## Given task
Quote each line of the material verbatim, without the pictures.

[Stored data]
^^^^

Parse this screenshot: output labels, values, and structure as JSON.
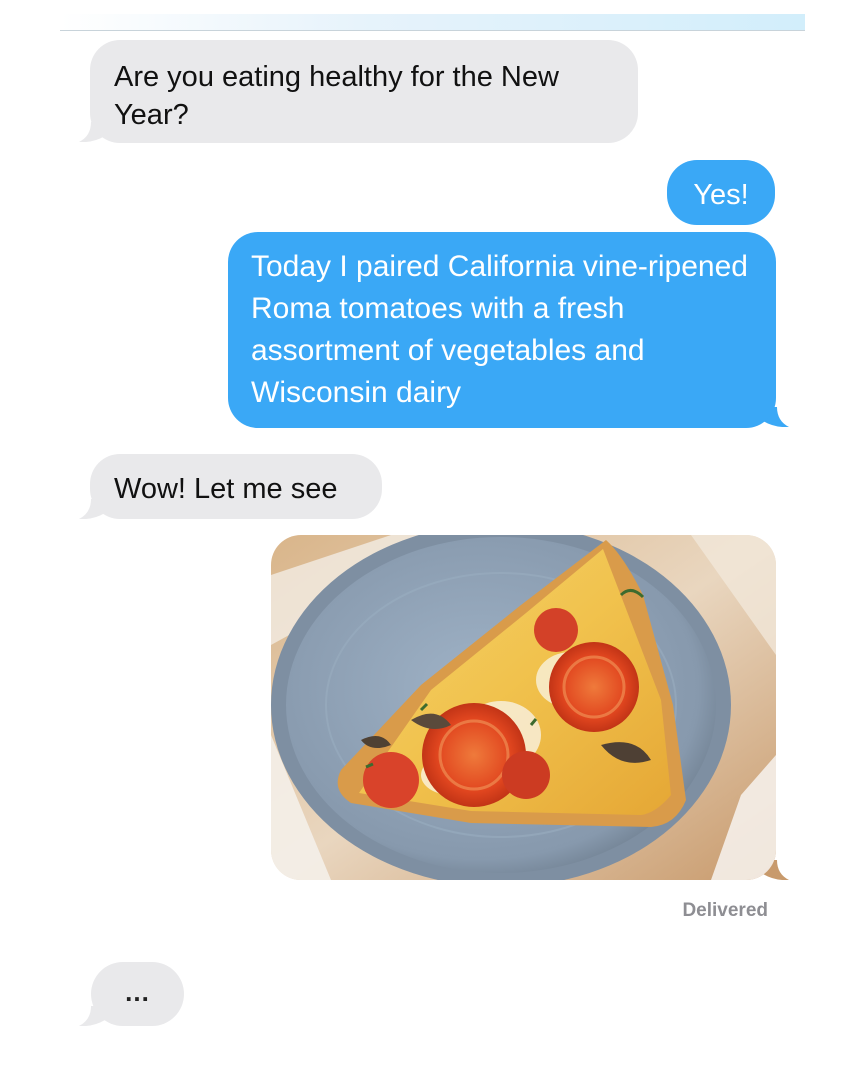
{
  "conversation": {
    "messages": [
      {
        "sender": "them",
        "text": "Are you eating healthy for the New Year?"
      },
      {
        "sender": "me",
        "text": "Yes!"
      },
      {
        "sender": "me",
        "text": "Today I paired California vine-ripened Roma tomatoes with a fresh assortment of vegetables and Wisconsin dairy"
      },
      {
        "sender": "them",
        "text": "Wow! Let me see"
      },
      {
        "sender": "me",
        "type": "photo",
        "subject": "pizza-slice-photo"
      }
    ],
    "status": "Delivered",
    "typing_indicator": "..."
  },
  "colors": {
    "incoming_bubble": "#e9e9eb",
    "outgoing_bubble": "#3aa8f6",
    "status_text": "#8e8e93"
  }
}
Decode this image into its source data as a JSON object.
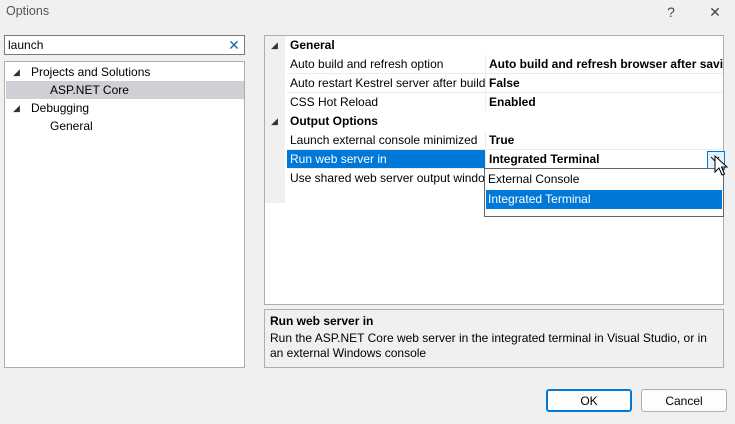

^^^^

## Response
Parse this screenshot: output labels, values, and structure as JSON.
{
  "conversation": {
    "messages": [
      {
        "sender": "them",
        "text": "Are you eating healthy for the New Year?"
      },
      {
        "sender": "me",
        "text": "Yes!"
      },
      {
        "sender": "me",
        "text": "Today I paired California vine-ripened Roma tomatoes with a fresh assortment of vegetables and Wisconsin dairy"
      },
      {
        "sender": "them",
        "text": "Wow! Let me see"
      },
      {
        "sender": "me",
        "type": "photo",
        "subject": "pizza-slice-photo"
      }
    ],
    "status": "Delivered",
    "typing_indicator": "..."
  },
  "colors": {
    "incoming_bubble": "#e9e9eb",
    "outgoing_bubble": "#3aa8f6",
    "status_text": "#8e8e93"
  }
}
Decode this image into its source data as a JSON object.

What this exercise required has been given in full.